▸ **Data excerpts**:
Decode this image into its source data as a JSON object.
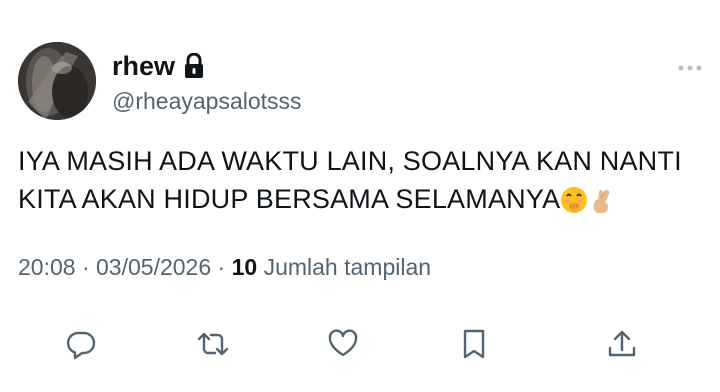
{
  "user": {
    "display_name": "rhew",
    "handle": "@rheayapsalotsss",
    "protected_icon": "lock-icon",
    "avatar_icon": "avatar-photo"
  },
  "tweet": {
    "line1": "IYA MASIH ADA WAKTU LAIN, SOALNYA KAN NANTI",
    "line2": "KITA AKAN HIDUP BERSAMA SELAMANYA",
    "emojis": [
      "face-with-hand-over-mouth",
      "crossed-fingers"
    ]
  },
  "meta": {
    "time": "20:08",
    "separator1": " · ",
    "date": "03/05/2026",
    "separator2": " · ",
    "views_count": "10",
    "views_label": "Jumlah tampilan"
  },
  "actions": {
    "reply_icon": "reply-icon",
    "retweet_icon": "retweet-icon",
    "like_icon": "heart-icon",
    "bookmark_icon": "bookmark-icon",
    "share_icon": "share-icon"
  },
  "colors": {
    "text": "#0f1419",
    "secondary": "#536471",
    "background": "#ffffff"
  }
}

---

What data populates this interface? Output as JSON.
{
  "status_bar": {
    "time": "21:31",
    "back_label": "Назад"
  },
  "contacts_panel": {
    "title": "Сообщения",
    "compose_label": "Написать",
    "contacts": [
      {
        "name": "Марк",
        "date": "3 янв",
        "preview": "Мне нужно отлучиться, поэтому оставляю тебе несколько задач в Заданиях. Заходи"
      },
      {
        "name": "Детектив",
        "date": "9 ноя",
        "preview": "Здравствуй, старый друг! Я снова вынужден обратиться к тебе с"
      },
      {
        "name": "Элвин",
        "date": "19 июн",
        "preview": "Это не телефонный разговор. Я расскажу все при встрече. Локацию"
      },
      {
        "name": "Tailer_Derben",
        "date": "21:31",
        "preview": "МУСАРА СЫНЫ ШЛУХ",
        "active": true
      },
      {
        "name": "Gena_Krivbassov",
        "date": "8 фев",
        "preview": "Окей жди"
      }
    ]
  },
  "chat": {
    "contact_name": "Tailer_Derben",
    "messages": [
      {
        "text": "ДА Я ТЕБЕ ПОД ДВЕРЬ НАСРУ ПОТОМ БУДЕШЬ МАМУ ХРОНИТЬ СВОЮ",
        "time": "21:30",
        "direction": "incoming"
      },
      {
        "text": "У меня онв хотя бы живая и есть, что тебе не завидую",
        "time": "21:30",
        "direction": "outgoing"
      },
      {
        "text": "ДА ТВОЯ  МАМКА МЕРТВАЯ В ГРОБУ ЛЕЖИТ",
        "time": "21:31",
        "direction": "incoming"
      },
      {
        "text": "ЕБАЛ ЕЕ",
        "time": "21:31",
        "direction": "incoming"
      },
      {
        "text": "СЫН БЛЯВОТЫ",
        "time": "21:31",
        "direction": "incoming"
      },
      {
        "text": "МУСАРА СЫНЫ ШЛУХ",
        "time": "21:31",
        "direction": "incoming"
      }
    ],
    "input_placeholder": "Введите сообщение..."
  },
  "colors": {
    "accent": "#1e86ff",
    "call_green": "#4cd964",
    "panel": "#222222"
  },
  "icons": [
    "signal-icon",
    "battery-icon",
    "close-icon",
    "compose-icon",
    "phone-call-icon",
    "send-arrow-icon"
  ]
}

--

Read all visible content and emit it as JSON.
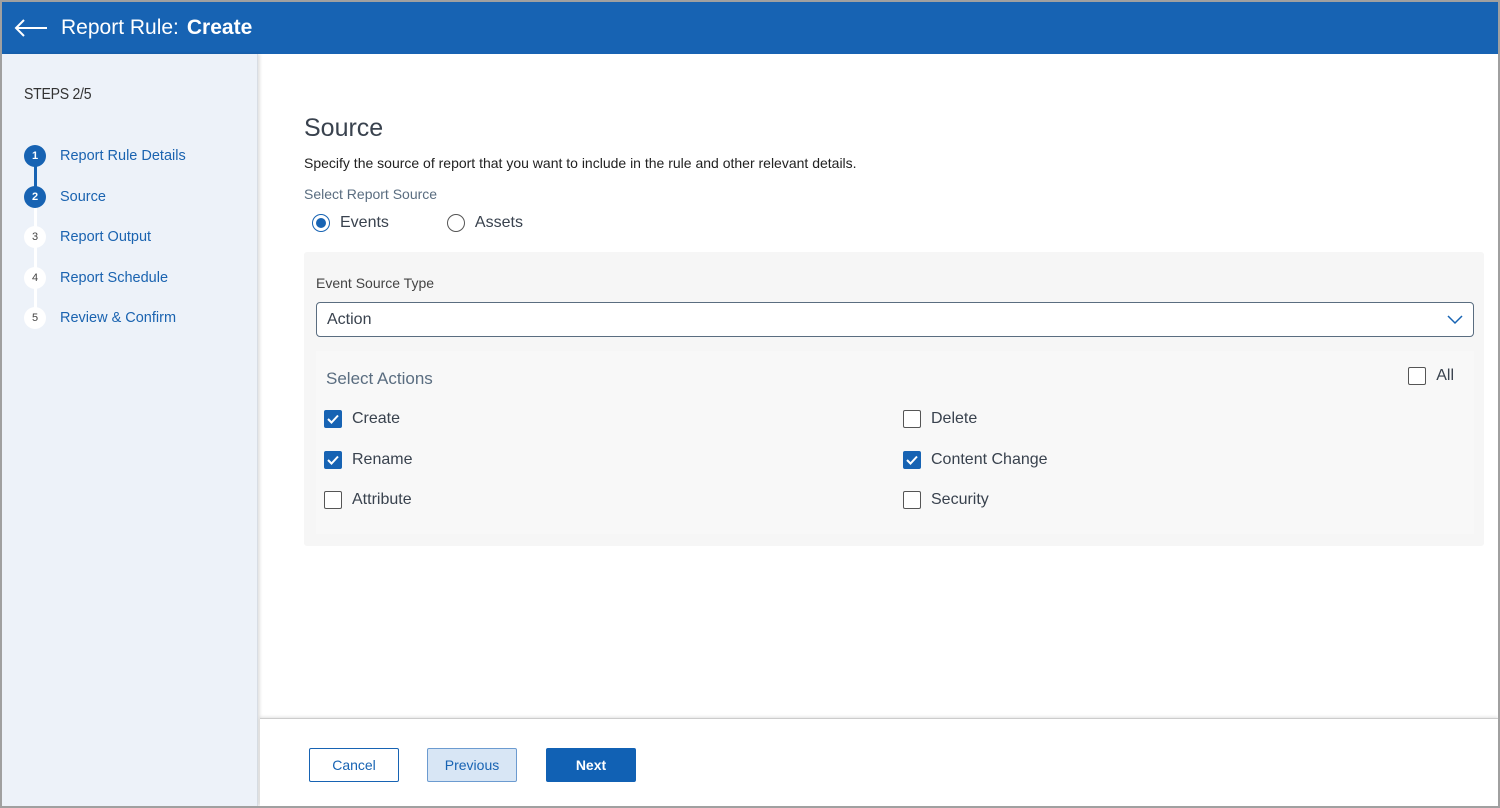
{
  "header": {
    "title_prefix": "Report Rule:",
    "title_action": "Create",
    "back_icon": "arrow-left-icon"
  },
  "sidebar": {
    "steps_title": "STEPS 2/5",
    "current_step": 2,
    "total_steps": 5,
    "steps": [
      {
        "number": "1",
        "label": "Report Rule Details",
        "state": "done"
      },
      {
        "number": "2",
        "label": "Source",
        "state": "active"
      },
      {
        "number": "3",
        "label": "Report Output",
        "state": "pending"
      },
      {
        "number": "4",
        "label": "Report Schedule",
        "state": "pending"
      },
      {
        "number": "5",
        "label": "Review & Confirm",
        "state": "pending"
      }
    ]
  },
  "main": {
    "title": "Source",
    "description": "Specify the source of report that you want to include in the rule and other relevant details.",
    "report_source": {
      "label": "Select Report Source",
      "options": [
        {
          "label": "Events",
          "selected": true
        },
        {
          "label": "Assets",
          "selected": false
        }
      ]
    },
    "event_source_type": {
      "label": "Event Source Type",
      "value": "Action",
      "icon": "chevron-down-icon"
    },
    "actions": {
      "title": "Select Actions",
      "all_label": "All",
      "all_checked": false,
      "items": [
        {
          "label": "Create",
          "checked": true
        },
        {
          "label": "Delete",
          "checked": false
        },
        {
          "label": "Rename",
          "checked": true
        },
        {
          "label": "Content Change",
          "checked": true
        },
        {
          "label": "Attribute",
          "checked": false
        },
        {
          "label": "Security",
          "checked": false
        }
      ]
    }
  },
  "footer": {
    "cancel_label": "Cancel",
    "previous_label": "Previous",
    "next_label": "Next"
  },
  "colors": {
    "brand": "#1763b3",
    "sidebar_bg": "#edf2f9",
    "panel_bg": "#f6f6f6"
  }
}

▸ **Set task**:
Write out every line of the data that holds the word "СЫНЫ".

▸ **Exercise result**:
        "preview": "МУСАРА СЫНЫ ШЛУХ",
        "text": "МУСАРА СЫНЫ ШЛУХ",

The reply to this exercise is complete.